Box coordinate listings:
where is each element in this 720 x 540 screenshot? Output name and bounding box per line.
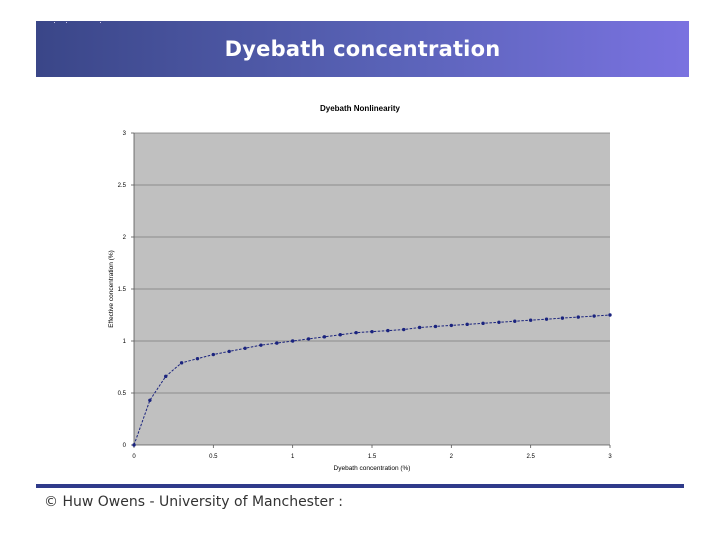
data-point xyxy=(608,313,612,317)
x-tick-label: 0.5 xyxy=(209,454,218,460)
data-point xyxy=(560,316,565,320)
tick-labels: 0 0.5 1 1.5 2 2.5 3 0 0.5 1 1.5 2 2.5 3 xyxy=(118,131,613,460)
chart-title: Dyebath Nonlinearity xyxy=(320,104,401,113)
data-point xyxy=(195,356,200,361)
data-point xyxy=(370,329,374,334)
y-tick-label: 0.5 xyxy=(118,391,127,397)
data-point xyxy=(132,443,136,447)
data-point xyxy=(386,328,390,333)
x-axis-label: Dyebath concentration (%) xyxy=(334,465,411,472)
data-point xyxy=(417,325,422,330)
x-tick-label: 0 xyxy=(132,454,136,460)
data-point xyxy=(544,317,549,321)
data-point xyxy=(243,346,247,350)
x-tick-label: 2.5 xyxy=(526,454,535,460)
y-tick-label: 2.5 xyxy=(118,183,127,189)
footer-text: © Huw Owens - University of Manchester : xyxy=(44,494,344,510)
data-point xyxy=(148,398,152,402)
data-point xyxy=(259,343,263,347)
series-layer xyxy=(132,313,612,447)
footer-divider xyxy=(36,484,684,488)
data-point xyxy=(433,324,438,329)
y-tick-label: 1 xyxy=(123,339,127,345)
slide-title: Dyebath concentration xyxy=(224,37,501,61)
x-tick-label: 1.5 xyxy=(368,454,377,460)
y-tick-label: 0 xyxy=(123,443,127,449)
data-point xyxy=(465,322,469,327)
data-point xyxy=(179,361,184,365)
slide-title-bar: Dyebath concentration xyxy=(36,21,689,77)
data-point xyxy=(592,314,596,318)
x-tick-label: 3 xyxy=(608,454,612,460)
data-point xyxy=(290,339,295,343)
y-axis-label: Effective concentration (%) xyxy=(108,250,115,328)
data-point xyxy=(449,323,454,328)
axes xyxy=(131,132,611,448)
y-tick-label: 1.5 xyxy=(118,287,127,293)
x-tick-label: 2 xyxy=(450,454,454,460)
data-point xyxy=(354,330,358,335)
x-tick-label: 1 xyxy=(291,454,295,460)
data-point xyxy=(275,341,279,345)
data-point xyxy=(211,352,216,357)
data-point xyxy=(497,320,501,324)
data-point xyxy=(528,318,533,322)
data-point xyxy=(164,374,168,379)
y-tick-label: 2 xyxy=(123,235,127,241)
data-point xyxy=(338,333,342,337)
data-point xyxy=(481,321,485,326)
grid-lines xyxy=(134,132,610,394)
data-point xyxy=(306,337,311,341)
data-point xyxy=(576,315,580,319)
decorative-ticks xyxy=(54,22,101,23)
y-tick-label: 3 xyxy=(123,131,127,137)
data-point xyxy=(227,349,231,354)
data-point xyxy=(322,335,327,339)
data-point xyxy=(402,327,406,332)
data-point xyxy=(513,319,517,323)
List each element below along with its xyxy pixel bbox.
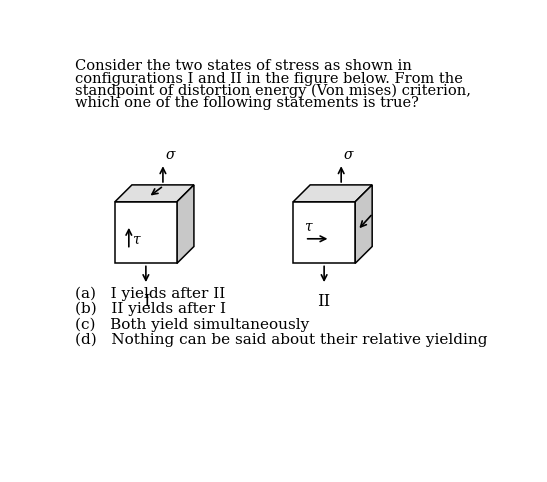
Text: configurations I and II in the figure below. From the: configurations I and II in the figure be… (74, 72, 462, 86)
Text: I: I (143, 293, 149, 310)
Polygon shape (355, 185, 372, 264)
Text: σ: σ (165, 148, 174, 162)
Text: (d)   Nothing can be said about their relative yielding: (d) Nothing can be said about their rela… (74, 333, 487, 347)
Text: Consider the two states of stress as shown in: Consider the two states of stress as sho… (74, 59, 411, 73)
Polygon shape (177, 185, 194, 264)
Text: II: II (317, 293, 331, 310)
Polygon shape (293, 185, 372, 202)
Polygon shape (293, 202, 355, 264)
Text: τ: τ (132, 232, 139, 246)
Text: standpoint of distortion energy (Von mises) criterion,: standpoint of distortion energy (Von mis… (74, 84, 470, 98)
Polygon shape (115, 185, 194, 202)
Text: τ: τ (304, 219, 312, 233)
Polygon shape (115, 202, 177, 264)
Text: which one of the following statements is true?: which one of the following statements is… (74, 96, 418, 110)
Text: σ: σ (344, 148, 353, 162)
Text: (b)   II yields after I: (b) II yields after I (74, 302, 225, 316)
Text: (c)   Both yield simultaneously: (c) Both yield simultaneously (74, 317, 309, 332)
Text: (a)   I yields after II: (a) I yields after II (74, 286, 225, 301)
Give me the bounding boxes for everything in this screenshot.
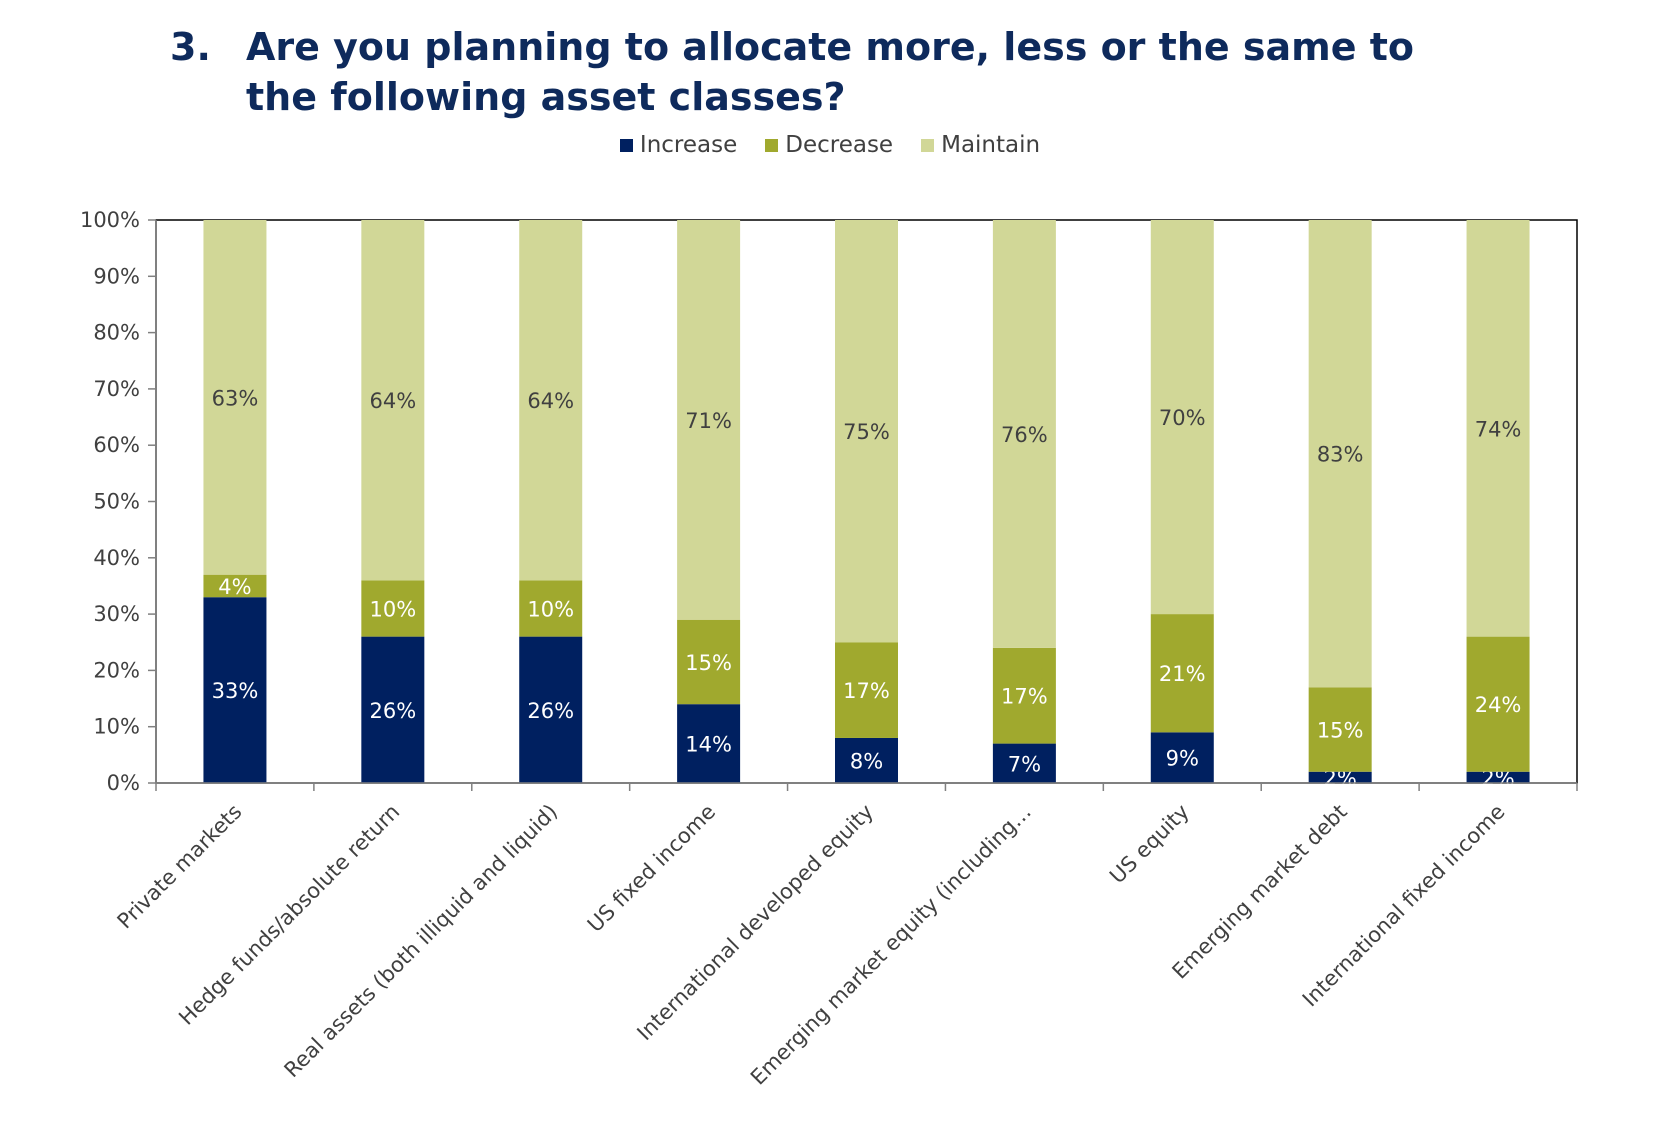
bar-segment-decrease [203, 574, 267, 598]
question-number: 3. [170, 25, 211, 69]
category-label: US equity [1105, 800, 1194, 889]
bar-segment-decrease [835, 642, 898, 738]
data-label-maintain: 64% [369, 389, 416, 413]
y-tick-label: 100% [80, 208, 140, 232]
legend-swatch-maintain [921, 138, 935, 152]
data-label-decrease: 21% [1159, 662, 1206, 686]
legend: Increase Decrease Maintain [0, 132, 1660, 158]
bar-segment-decrease [1308, 687, 1372, 772]
bar-segment-decrease [361, 580, 425, 637]
y-tick-label: 80% [93, 321, 140, 345]
y-tick-label: 40% [93, 546, 140, 570]
bar-segment-increase [1466, 771, 1530, 783]
category-label: Emerging market equity (including… [746, 800, 1036, 1090]
data-label-decrease: 4% [218, 575, 251, 599]
y-tick-label: 10% [93, 715, 140, 739]
bar-segment-maintain [992, 220, 1056, 648]
category-label: US fixed income [583, 800, 720, 937]
bar-segment-increase [992, 743, 1056, 783]
question-text: Are you planning to allocate more, less … [246, 25, 1414, 119]
data-label-maintain: 71% [685, 409, 732, 433]
bar-segment-maintain [1150, 220, 1214, 615]
bar-segment-maintain [835, 220, 898, 643]
data-label-decrease: 24% [1475, 693, 1522, 717]
data-label-decrease: 10% [369, 597, 416, 621]
data-label-maintain: 76% [1001, 423, 1048, 447]
data-label-decrease: 15% [1317, 719, 1364, 743]
y-tick-label: 70% [93, 377, 140, 401]
bar-segment-increase [361, 636, 425, 783]
legend-item-maintain: Maintain [921, 132, 1040, 158]
bar-segment-decrease [992, 647, 1056, 744]
legend-item-decrease: Decrease [765, 132, 893, 158]
legend-swatch-decrease [765, 138, 779, 152]
bar-segment-maintain [519, 220, 583, 581]
data-label-increase: 9% [1166, 747, 1199, 771]
data-label-maintain: 74% [1475, 417, 1522, 441]
bar-segment-increase [203, 597, 267, 783]
bar-segment-increase [1150, 732, 1214, 783]
data-label-maintain: 63% [212, 386, 259, 410]
data-label-increase: 26% [369, 699, 416, 723]
data-label-maintain: 64% [527, 389, 574, 413]
data-label-decrease: 17% [843, 679, 890, 703]
data-label-decrease: 17% [1001, 685, 1048, 709]
y-tick-label: 60% [93, 433, 140, 457]
data-label-increase: 14% [685, 733, 732, 757]
chart-title: 3. Are you planning to allocate more, le… [170, 22, 1486, 122]
bar-segment-decrease [519, 580, 583, 637]
data-label-increase: 26% [527, 699, 574, 723]
bar-segment-increase [1308, 771, 1372, 783]
legend-label-maintain: Maintain [941, 132, 1041, 158]
bar-segment-increase [835, 737, 898, 783]
y-tick-label: 90% [93, 264, 140, 288]
data-label-maintain: 83% [1317, 443, 1364, 467]
data-label-increase: 8% [850, 749, 883, 773]
data-label-increase: 7% [1008, 752, 1041, 776]
data-label-decrease: 10% [527, 597, 574, 621]
bar-segment-decrease [1466, 636, 1530, 772]
legend-swatch-increase [619, 138, 633, 152]
bar-segment-maintain [1308, 220, 1372, 688]
bar-segment-decrease [1150, 614, 1214, 733]
data-label-decrease: 15% [685, 651, 732, 675]
y-tick-label: 0% [107, 771, 140, 795]
category-label: Emerging market debt [1168, 800, 1352, 984]
bar-segment-decrease [677, 619, 741, 705]
bar-segment-maintain [677, 220, 741, 620]
bar-segment-maintain [361, 220, 425, 581]
legend-item-increase: Increase [619, 132, 738, 158]
bar-segment-maintain [203, 220, 267, 575]
bar-segment-increase [519, 636, 583, 783]
y-tick-label: 20% [93, 658, 140, 682]
bar-segment-maintain [1466, 220, 1530, 637]
legend-label-increase: Increase [639, 132, 738, 158]
data-label-increase: 33% [212, 679, 259, 703]
data-label-maintain: 75% [843, 420, 890, 444]
category-label: Real assets (both illiquid and liquid) [280, 800, 563, 1083]
y-tick-label: 50% [93, 490, 140, 514]
bar-segment-increase [677, 704, 741, 783]
legend-label-decrease: Decrease [785, 132, 894, 158]
data-label-maintain: 70% [1159, 406, 1206, 430]
category-label: Private markets [113, 800, 247, 934]
y-tick-label: 30% [93, 602, 140, 626]
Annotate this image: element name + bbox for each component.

• Stated exercise:
Recast the material from the line containing "data-point xyxy=(608,313,612,317)" through the line containing "slide-title: Dyebath concentration" as a numbered list, leaving out any blank lines.

• Worked solution:
1. data-point xyxy=(608,313,612,317)
2. x-tick-label: 0.5 xyxy=(209,454,218,460)
3. data-point xyxy=(560,316,565,320)
4. tick-labels: 0 0.5 1 1.5 2 2.5 3 0 0.5 1 1.5 2 2.5 3 xyxy=(118,131,613,460)
5. chart-title: Dyebath Nonlinearity xyxy=(320,104,401,113)
6. data-point xyxy=(195,356,200,361)
7. data-point xyxy=(370,329,374,334)
8. y-tick-label: 0.5 xyxy=(118,391,127,397)
9. data-point xyxy=(132,443,136,447)
10. data-point xyxy=(386,328,390,333)
11. x-axis-label: Dyebath concentration (%) xyxy=(334,465,411,472)
12. data-point xyxy=(417,325,422,330)
13. x-tick-label: 0 xyxy=(132,454,136,460)
14. data-point xyxy=(544,317,549,321)
15. data-point xyxy=(243,346,247,350)
16. x-tick-label: 2.5 xyxy=(526,454,535,460)
17. y-tick-label: 2.5 xyxy=(118,183,127,189)
18. footer-text: © Huw Owens - University of Manchester : xyxy=(44,494,344,510)
19. data-point xyxy=(148,398,152,402)
20. data-point xyxy=(259,343,263,347)
21. series-layer xyxy=(132,313,612,447)
22. footer-divider xyxy=(36,484,684,488)
23. data-point xyxy=(433,324,438,329)
24. y-tick-label: 1 xyxy=(123,339,127,345)
25. slide-title: Dyebath concentration xyxy=(224,37,501,61)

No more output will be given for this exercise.